▸ Task:
Output every entry exactly as written.

▸ Record list:
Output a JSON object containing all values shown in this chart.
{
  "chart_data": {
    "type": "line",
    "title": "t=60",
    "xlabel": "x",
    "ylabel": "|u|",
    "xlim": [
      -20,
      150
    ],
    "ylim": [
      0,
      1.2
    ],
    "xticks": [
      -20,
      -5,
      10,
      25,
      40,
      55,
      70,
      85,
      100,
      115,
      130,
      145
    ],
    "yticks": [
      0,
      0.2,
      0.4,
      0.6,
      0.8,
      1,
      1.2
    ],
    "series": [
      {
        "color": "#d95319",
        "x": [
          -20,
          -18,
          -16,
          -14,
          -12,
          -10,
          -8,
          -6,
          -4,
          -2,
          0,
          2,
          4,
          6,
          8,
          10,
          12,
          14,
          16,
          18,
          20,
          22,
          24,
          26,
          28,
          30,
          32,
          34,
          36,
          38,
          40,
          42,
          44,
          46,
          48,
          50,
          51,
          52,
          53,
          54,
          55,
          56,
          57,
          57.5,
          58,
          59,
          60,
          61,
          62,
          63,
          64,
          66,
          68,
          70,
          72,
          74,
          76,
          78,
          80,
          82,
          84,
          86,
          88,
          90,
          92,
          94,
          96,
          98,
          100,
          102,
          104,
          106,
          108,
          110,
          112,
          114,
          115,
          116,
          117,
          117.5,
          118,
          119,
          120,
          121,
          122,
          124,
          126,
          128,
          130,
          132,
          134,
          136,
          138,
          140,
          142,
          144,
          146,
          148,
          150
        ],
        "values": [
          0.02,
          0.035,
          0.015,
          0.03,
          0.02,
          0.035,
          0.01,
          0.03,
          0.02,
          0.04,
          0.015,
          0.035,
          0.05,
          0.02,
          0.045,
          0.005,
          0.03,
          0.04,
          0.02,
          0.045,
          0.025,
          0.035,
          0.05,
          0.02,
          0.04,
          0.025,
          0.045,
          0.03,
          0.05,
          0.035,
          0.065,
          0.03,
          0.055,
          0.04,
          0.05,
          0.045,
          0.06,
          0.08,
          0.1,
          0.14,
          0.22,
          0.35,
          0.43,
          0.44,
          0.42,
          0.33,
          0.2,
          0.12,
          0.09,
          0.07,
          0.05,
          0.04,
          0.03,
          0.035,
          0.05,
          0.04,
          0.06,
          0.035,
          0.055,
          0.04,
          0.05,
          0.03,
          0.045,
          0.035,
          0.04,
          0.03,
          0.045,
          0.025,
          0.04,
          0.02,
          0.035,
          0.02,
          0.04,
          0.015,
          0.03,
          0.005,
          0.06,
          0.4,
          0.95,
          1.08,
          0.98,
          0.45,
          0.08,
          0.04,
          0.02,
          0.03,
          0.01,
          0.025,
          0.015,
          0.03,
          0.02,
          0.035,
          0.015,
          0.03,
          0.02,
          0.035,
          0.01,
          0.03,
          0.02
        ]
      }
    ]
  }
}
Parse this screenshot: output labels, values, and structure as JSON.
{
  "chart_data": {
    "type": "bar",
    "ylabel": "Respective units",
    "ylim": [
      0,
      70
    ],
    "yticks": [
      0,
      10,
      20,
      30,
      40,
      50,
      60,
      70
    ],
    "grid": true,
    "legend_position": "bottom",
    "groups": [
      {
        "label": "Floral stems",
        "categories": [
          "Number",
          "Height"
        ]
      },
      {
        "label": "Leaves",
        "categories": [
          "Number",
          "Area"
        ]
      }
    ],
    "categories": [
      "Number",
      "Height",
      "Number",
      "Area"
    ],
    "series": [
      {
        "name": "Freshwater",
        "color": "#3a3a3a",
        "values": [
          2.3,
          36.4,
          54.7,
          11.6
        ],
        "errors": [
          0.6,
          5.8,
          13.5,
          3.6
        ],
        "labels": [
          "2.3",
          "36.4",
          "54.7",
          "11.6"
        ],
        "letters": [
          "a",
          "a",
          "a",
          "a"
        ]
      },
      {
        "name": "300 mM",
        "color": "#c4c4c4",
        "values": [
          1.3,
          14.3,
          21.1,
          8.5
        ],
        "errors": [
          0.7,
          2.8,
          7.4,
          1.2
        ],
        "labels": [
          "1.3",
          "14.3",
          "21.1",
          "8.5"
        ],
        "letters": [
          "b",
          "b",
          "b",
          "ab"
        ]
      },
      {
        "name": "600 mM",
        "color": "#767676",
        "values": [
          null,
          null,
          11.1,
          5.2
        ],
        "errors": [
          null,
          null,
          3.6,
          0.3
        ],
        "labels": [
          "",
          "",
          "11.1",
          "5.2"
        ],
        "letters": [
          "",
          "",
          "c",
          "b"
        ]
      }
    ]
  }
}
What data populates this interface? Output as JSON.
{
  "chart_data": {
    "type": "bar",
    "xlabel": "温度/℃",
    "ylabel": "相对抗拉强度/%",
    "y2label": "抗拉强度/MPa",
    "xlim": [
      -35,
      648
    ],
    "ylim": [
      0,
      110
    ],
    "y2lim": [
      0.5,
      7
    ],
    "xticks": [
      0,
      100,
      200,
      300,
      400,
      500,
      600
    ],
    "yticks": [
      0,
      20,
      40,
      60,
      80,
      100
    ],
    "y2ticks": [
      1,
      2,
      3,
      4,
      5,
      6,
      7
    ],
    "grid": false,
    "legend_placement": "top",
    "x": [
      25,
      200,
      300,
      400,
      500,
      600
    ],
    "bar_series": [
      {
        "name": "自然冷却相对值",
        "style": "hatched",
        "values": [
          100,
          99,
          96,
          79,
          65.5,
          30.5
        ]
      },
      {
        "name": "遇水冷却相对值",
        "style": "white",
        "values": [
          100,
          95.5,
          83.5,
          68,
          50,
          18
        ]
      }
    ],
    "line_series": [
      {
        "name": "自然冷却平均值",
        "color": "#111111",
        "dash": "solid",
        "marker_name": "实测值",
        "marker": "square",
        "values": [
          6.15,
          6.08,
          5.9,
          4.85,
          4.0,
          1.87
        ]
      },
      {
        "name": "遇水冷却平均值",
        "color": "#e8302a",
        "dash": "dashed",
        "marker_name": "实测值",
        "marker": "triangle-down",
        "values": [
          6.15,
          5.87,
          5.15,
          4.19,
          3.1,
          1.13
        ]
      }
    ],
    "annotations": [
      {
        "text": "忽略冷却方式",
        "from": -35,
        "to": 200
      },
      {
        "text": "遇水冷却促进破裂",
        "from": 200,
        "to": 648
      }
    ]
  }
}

▸ The response:
Output a JSON object containing all values shown in this chart.
{
  "chart_data": {
    "type": "line",
    "title": "t=60",
    "xlabel": "x",
    "ylabel": "|u|",
    "xlim": [
      -20,
      150
    ],
    "ylim": [
      0,
      1.2
    ],
    "xticks": [
      -20,
      -5,
      10,
      25,
      40,
      55,
      70,
      85,
      100,
      115,
      130,
      145
    ],
    "yticks": [
      0,
      0.2,
      0.4,
      0.6,
      0.8,
      1,
      1.2
    ],
    "series": [
      {
        "color": "#d95319",
        "x": [
          -20,
          -18,
          -16,
          -14,
          -12,
          -10,
          -8,
          -6,
          -4,
          -2,
          0,
          2,
          4,
          6,
          8,
          10,
          12,
          14,
          16,
          18,
          20,
          22,
          24,
          26,
          28,
          30,
          32,
          34,
          36,
          38,
          40,
          42,
          44,
          46,
          48,
          50,
          51,
          52,
          53,
          54,
          55,
          56,
          57,
          57.5,
          58,
          59,
          60,
          61,
          62,
          63,
          64,
          66,
          68,
          70,
          72,
          74,
          76,
          78,
          80,
          82,
          84,
          86,
          88,
          90,
          92,
          94,
          96,
          98,
          100,
          102,
          104,
          106,
          108,
          110,
          112,
          114,
          115,
          116,
          117,
          117.5,
          118,
          119,
          120,
          121,
          122,
          124,
          126,
          128,
          130,
          132,
          134,
          136,
          138,
          140,
          142,
          144,
          146,
          148,
          150
        ],
        "values": [
          0.02,
          0.035,
          0.015,
          0.03,
          0.02,
          0.035,
          0.01,
          0.03,
          0.02,
          0.04,
          0.015,
          0.035,
          0.05,
          0.02,
          0.045,
          0.005,
          0.03,
          0.04,
          0.02,
          0.045,
          0.025,
          0.035,
          0.05,
          0.02,
          0.04,
          0.025,
          0.045,
          0.03,
          0.05,
          0.035,
          0.065,
          0.03,
          0.055,
          0.04,
          0.05,
          0.045,
          0.06,
          0.08,
          0.1,
          0.14,
          0.22,
          0.35,
          0.43,
          0.44,
          0.42,
          0.33,
          0.2,
          0.12,
          0.09,
          0.07,
          0.05,
          0.04,
          0.03,
          0.035,
          0.05,
          0.04,
          0.06,
          0.035,
          0.055,
          0.04,
          0.05,
          0.03,
          0.045,
          0.035,
          0.04,
          0.03,
          0.045,
          0.025,
          0.04,
          0.02,
          0.035,
          0.02,
          0.04,
          0.015,
          0.03,
          0.005,
          0.06,
          0.4,
          0.95,
          1.08,
          0.98,
          0.45,
          0.08,
          0.04,
          0.02,
          0.03,
          0.01,
          0.025,
          0.015,
          0.03,
          0.02,
          0.035,
          0.015,
          0.03,
          0.02,
          0.035,
          0.01,
          0.03,
          0.02
        ]
      }
    ]
  }
}
Parse this screenshot: output labels, values, and structure as JSON.
{
  "chart_data": {
    "type": "bar",
    "ylabel": "Respective units",
    "ylim": [
      0,
      70
    ],
    "yticks": [
      0,
      10,
      20,
      30,
      40,
      50,
      60,
      70
    ],
    "grid": true,
    "legend_position": "bottom",
    "groups": [
      {
        "label": "Floral stems",
        "categories": [
          "Number",
          "Height"
        ]
      },
      {
        "label": "Leaves",
        "categories": [
          "Number",
          "Area"
        ]
      }
    ],
    "categories": [
      "Number",
      "Height",
      "Number",
      "Area"
    ],
    "series": [
      {
        "name": "Freshwater",
        "color": "#3a3a3a",
        "values": [
          2.3,
          36.4,
          54.7,
          11.6
        ],
        "errors": [
          0.6,
          5.8,
          13.5,
          3.6
        ],
        "labels": [
          "2.3",
          "36.4",
          "54.7",
          "11.6"
        ],
        "letters": [
          "a",
          "a",
          "a",
          "a"
        ]
      },
      {
        "name": "300 mM",
        "color": "#c4c4c4",
        "values": [
          1.3,
          14.3,
          21.1,
          8.5
        ],
        "errors": [
          0.7,
          2.8,
          7.4,
          1.2
        ],
        "labels": [
          "1.3",
          "14.3",
          "21.1",
          "8.5"
        ],
        "letters": [
          "b",
          "b",
          "b",
          "ab"
        ]
      },
      {
        "name": "600 mM",
        "color": "#767676",
        "values": [
          null,
          null,
          11.1,
          5.2
        ],
        "errors": [
          null,
          null,
          3.6,
          0.3
        ],
        "labels": [
          "",
          "",
          "11.1",
          "5.2"
        ],
        "letters": [
          "",
          "",
          "c",
          "b"
        ]
      }
    ]
  }
}
What data populates this interface? Output as JSON.
{
  "chart_data": {
    "type": "bar",
    "xlabel": "温度/℃",
    "ylabel": "相对抗拉强度/%",
    "y2label": "抗拉强度/MPa",
    "xlim": [
      -35,
      648
    ],
    "ylim": [
      0,
      110
    ],
    "y2lim": [
      0.5,
      7
    ],
    "xticks": [
      0,
      100,
      200,
      300,
      400,
      500,
      600
    ],
    "yticks": [
      0,
      20,
      40,
      60,
      80,
      100
    ],
    "y2ticks": [
      1,
      2,
      3,
      4,
      5,
      6,
      7
    ],
    "grid": false,
    "legend_placement": "top",
    "x": [
      25,
      200,
      300,
      400,
      500,
      600
    ],
    "bar_series": [
      {
        "name": "自然冷却相对值",
        "style": "hatched",
        "values": [
          100,
          99,
          96,
          79,
          65.5,
          30.5
        ]
      },
      {
        "name": "遇水冷却相对值",
        "style": "white",
        "values": [
          100,
          95.5,
          83.5,
          68,
          50,
          18
        ]
      }
    ],
    "line_series": [
      {
        "name": "自然冷却平均值",
        "color": "#111111",
        "dash": "solid",
        "marker_name": "实测值",
        "marker": "square",
        "values": [
          6.15,
          6.08,
          5.9,
          4.85,
          4.0,
          1.87
        ]
      },
      {
        "name": "遇水冷却平均值",
        "color": "#e8302a",
        "dash": "dashed",
        "marker_name": "实测值",
        "marker": "triangle-down",
        "values": [
          6.15,
          5.87,
          5.15,
          4.19,
          3.1,
          1.13
        ]
      }
    ],
    "annotations": [
      {
        "text": "忽略冷却方式",
        "from": -35,
        "to": 200
      },
      {
        "text": "遇水冷却促进破裂",
        "from": 200,
        "to": 648
      }
    ]
  }
}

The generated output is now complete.